▶ _YOUR GOAL_
Every record should be repeated exactly, except that pictures are left out.

▶ _MATERIAL FOR THIS TASK_
####################

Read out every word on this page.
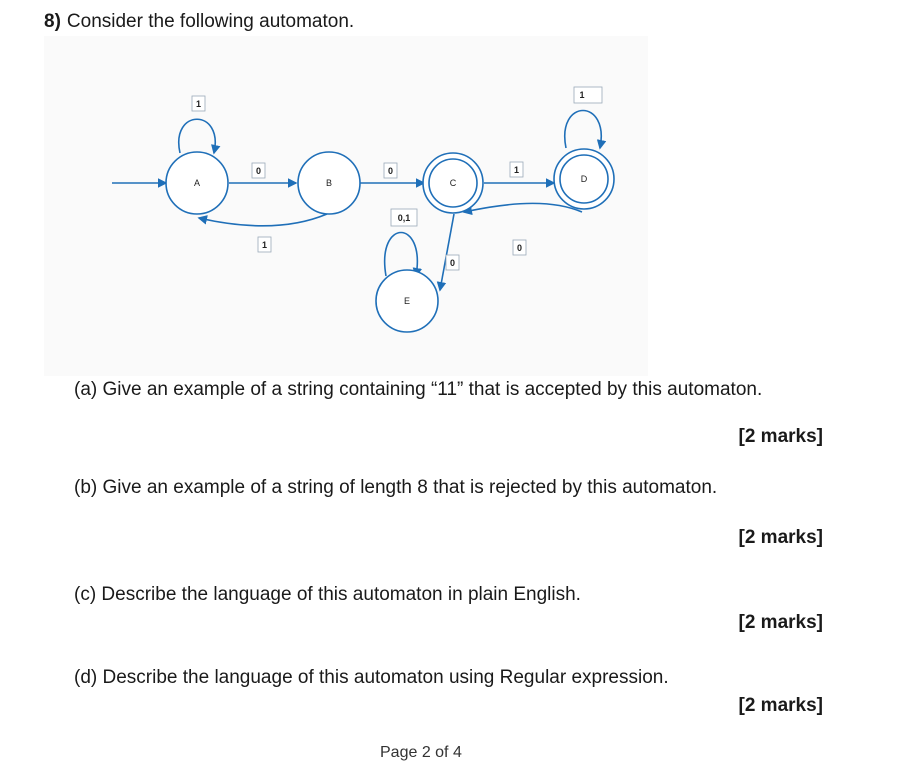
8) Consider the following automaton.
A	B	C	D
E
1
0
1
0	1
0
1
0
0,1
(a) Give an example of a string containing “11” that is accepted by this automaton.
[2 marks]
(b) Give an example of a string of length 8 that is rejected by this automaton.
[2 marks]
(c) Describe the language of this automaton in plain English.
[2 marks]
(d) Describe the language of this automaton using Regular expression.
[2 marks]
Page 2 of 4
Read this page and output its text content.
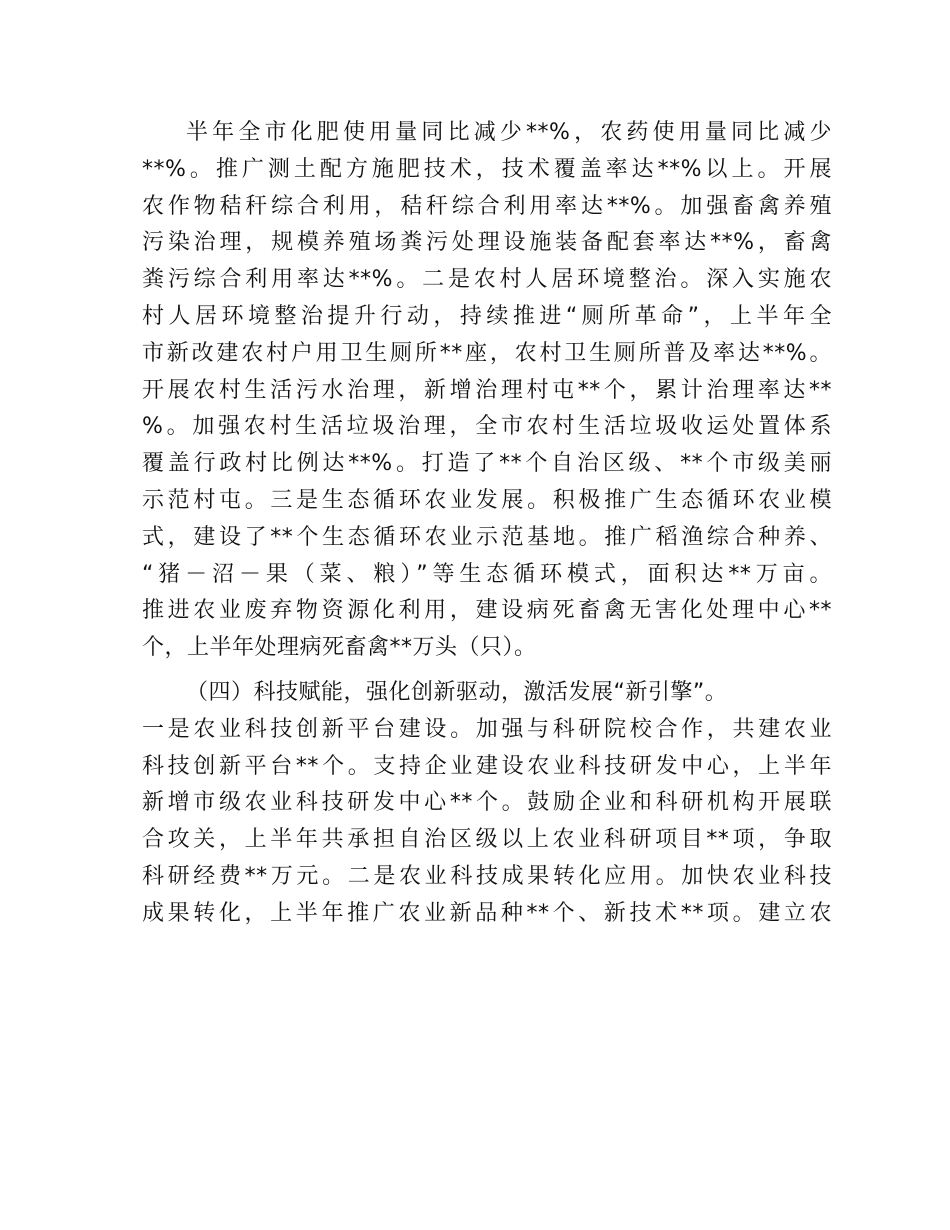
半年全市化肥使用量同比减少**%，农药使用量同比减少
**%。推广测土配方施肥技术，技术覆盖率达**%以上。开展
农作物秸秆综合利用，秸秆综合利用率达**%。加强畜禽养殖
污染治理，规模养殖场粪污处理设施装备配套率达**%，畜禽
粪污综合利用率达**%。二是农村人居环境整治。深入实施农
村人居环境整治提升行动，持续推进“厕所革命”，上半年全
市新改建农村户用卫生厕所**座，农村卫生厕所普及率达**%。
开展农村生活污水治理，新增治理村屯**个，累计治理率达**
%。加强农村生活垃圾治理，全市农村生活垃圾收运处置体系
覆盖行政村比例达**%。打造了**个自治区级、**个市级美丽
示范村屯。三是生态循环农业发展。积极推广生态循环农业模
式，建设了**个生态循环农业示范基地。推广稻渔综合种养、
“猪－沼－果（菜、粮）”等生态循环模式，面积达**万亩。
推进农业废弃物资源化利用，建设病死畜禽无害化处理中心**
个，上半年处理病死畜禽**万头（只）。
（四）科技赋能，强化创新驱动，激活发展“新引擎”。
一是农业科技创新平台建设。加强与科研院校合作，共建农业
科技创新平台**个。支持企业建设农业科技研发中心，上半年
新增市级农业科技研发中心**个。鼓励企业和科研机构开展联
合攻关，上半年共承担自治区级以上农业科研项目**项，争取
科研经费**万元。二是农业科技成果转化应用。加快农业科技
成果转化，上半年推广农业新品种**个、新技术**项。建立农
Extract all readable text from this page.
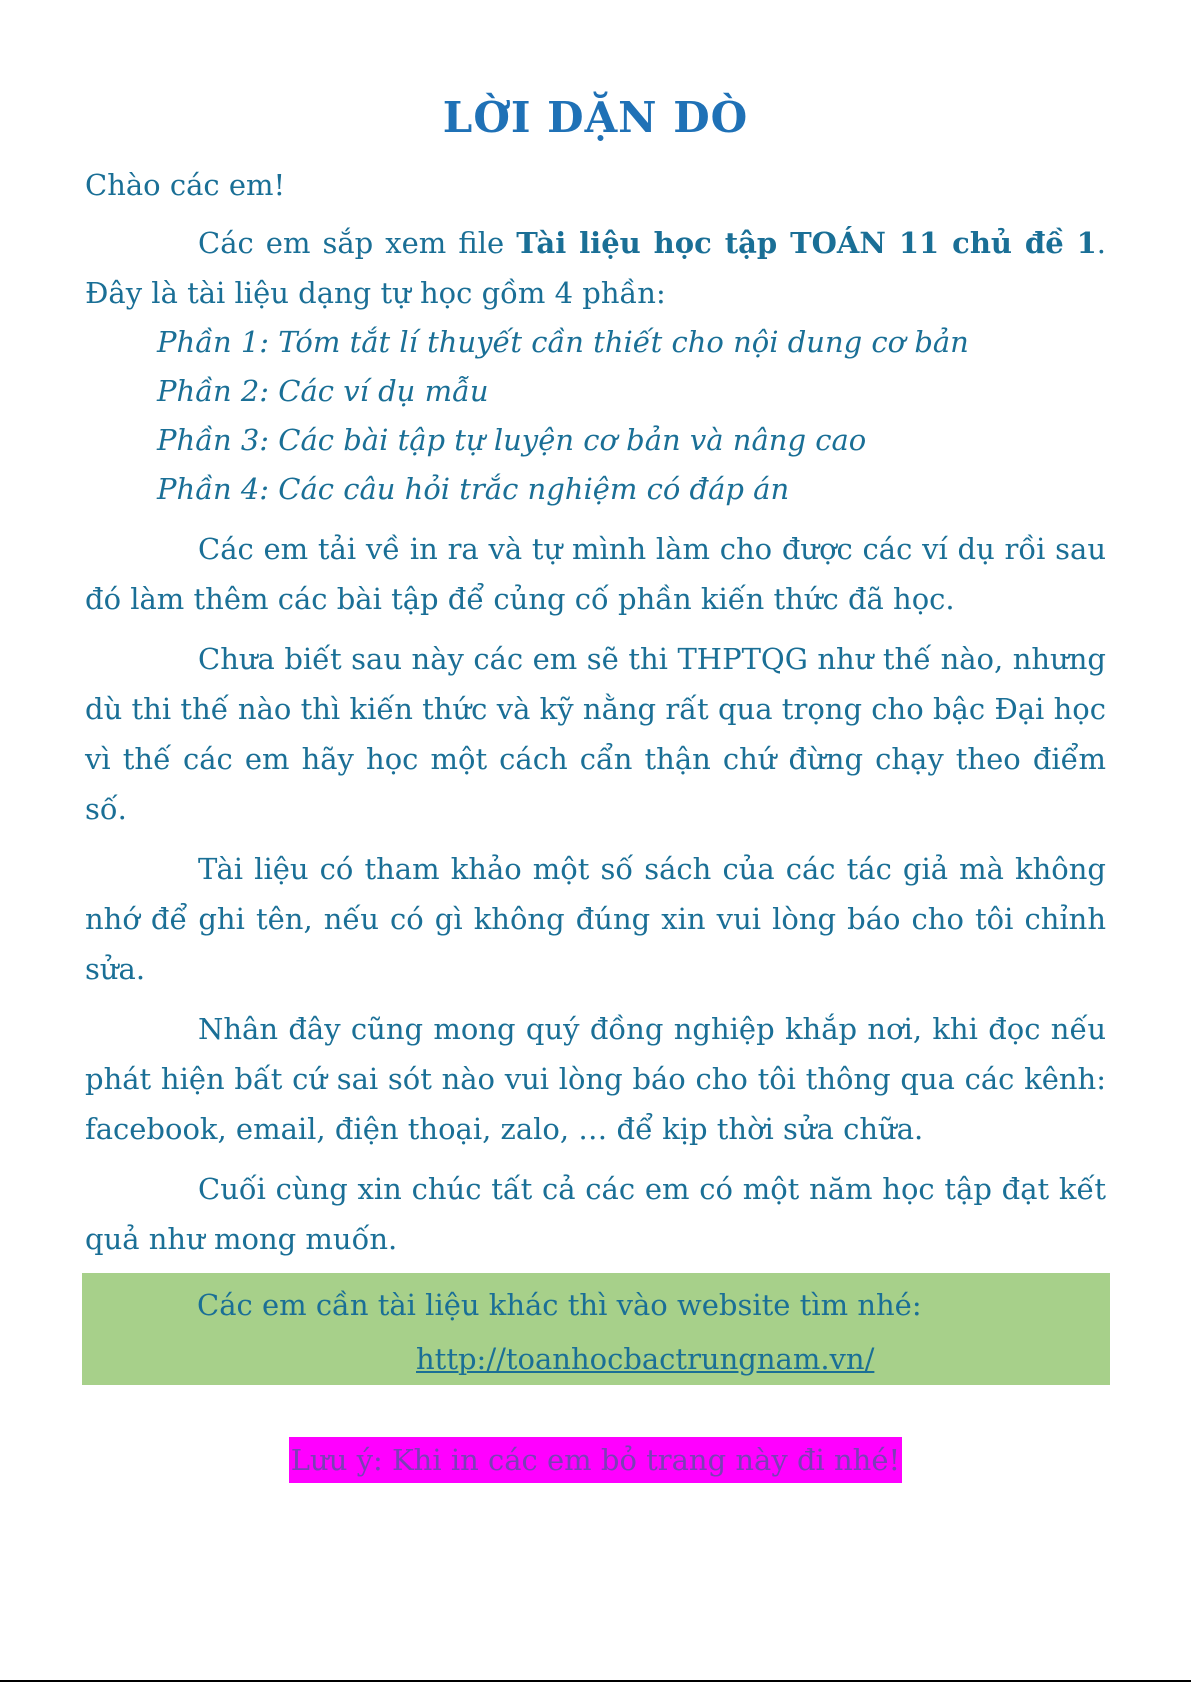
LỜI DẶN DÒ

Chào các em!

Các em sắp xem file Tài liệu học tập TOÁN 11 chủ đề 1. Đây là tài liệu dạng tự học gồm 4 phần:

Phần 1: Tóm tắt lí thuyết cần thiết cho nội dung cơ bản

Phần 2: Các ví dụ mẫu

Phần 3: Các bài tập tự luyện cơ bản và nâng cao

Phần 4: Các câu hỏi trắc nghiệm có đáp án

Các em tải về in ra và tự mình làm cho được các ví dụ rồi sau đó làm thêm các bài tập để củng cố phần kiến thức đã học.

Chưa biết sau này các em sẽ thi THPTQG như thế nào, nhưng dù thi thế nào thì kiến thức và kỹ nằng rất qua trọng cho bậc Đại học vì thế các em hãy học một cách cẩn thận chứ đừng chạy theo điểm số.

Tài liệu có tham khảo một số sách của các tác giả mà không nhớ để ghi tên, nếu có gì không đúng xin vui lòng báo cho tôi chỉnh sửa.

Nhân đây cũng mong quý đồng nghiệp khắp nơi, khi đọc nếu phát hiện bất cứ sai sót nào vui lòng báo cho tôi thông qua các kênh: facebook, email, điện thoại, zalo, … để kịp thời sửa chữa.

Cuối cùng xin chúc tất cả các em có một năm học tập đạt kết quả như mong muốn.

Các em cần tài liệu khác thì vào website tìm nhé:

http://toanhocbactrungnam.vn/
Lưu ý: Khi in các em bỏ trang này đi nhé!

####################

▶ _ANSWER TO THE EXERCISE_
Read out every word on this page.
8) Consider the following automaton.
A	B	C	D
E
1
0
1
0	1
0
1
0
0,1
(a) Give an example of a string containing “11” that is accepted by this automaton.
[2 marks]
(b) Give an example of a string of length 8 that is rejected by this automaton.
[2 marks]
(c) Describe the language of this automaton in plain English.
[2 marks]
(d) Describe the language of this automaton using Regular expression.
[2 marks]
Page 2 of 4
Read this page and output its text content.
半年全市化肥使用量同比减少**%，农药使用量同比减少
**%。推广测土配方施肥技术，技术覆盖率达**%以上。开展
农作物秸秆综合利用，秸秆综合利用率达**%。加强畜禽养殖
污染治理，规模养殖场粪污处理设施装备配套率达**%，畜禽
粪污综合利用率达**%。二是农村人居环境整治。深入实施农
村人居环境整治提升行动，持续推进“厕所革命”，上半年全
市新改建农村户用卫生厕所**座，农村卫生厕所普及率达**%。
开展农村生活污水治理，新增治理村屯**个，累计治理率达**
%。加强农村生活垃圾治理，全市农村生活垃圾收运处置体系
覆盖行政村比例达**%。打造了**个自治区级、**个市级美丽
示范村屯。三是生态循环农业发展。积极推广生态循环农业模
式，建设了**个生态循环农业示范基地。推广稻渔综合种养、
“猪－沼－果（菜、粮）”等生态循环模式，面积达**万亩。
推进农业废弃物资源化利用，建设病死畜禽无害化处理中心**
个，上半年处理病死畜禽**万头（只）。
（四）科技赋能，强化创新驱动，激活发展“新引擎”。
一是农业科技创新平台建设。加强与科研院校合作，共建农业
科技创新平台**个。支持企业建设农业科技研发中心，上半年
新增市级农业科技研发中心**个。鼓励企业和科研机构开展联
合攻关，上半年共承担自治区级以上农业科研项目**项，争取
科研经费**万元。二是农业科技成果转化应用。加快农业科技
成果转化，上半年推广农业新品种**个、新技术**项。建立农
Extract all readable text from this page.
LỜI DẶN DÒ

Chào các em!

Các em sắp xem file Tài liệu học tập TOÁN 11 chủ đề 1. Đây là tài liệu dạng tự học gồm 4 phần:

Phần 1: Tóm tắt lí thuyết cần thiết cho nội dung cơ bản

Phần 2: Các ví dụ mẫu

Phần 3: Các bài tập tự luyện cơ bản và nâng cao

Phần 4: Các câu hỏi trắc nghiệm có đáp án

Các em tải về in ra và tự mình làm cho được các ví dụ rồi sau đó làm thêm các bài tập để củng cố phần kiến thức đã học.

Chưa biết sau này các em sẽ thi THPTQG như thế nào, nhưng dù thi thế nào thì kiến thức và kỹ nằng rất qua trọng cho bậc Đại học vì thế các em hãy học một cách cẩn thận chứ đừng chạy theo điểm số.

Tài liệu có tham khảo một số sách của các tác giả mà không nhớ để ghi tên, nếu có gì không đúng xin vui lòng báo cho tôi chỉnh sửa.

Nhân đây cũng mong quý đồng nghiệp khắp nơi, khi đọc nếu phát hiện bất cứ sai sót nào vui lòng báo cho tôi thông qua các kênh: facebook, email, điện thoại, zalo, … để kịp thời sửa chữa.

Cuối cùng xin chúc tất cả các em có một năm học tập đạt kết quả như mong muốn.

Các em cần tài liệu khác thì vào website tìm nhé:

http://toanhocbactrungnam.vn/
Lưu ý: Khi in các em bỏ trang này đi nhé!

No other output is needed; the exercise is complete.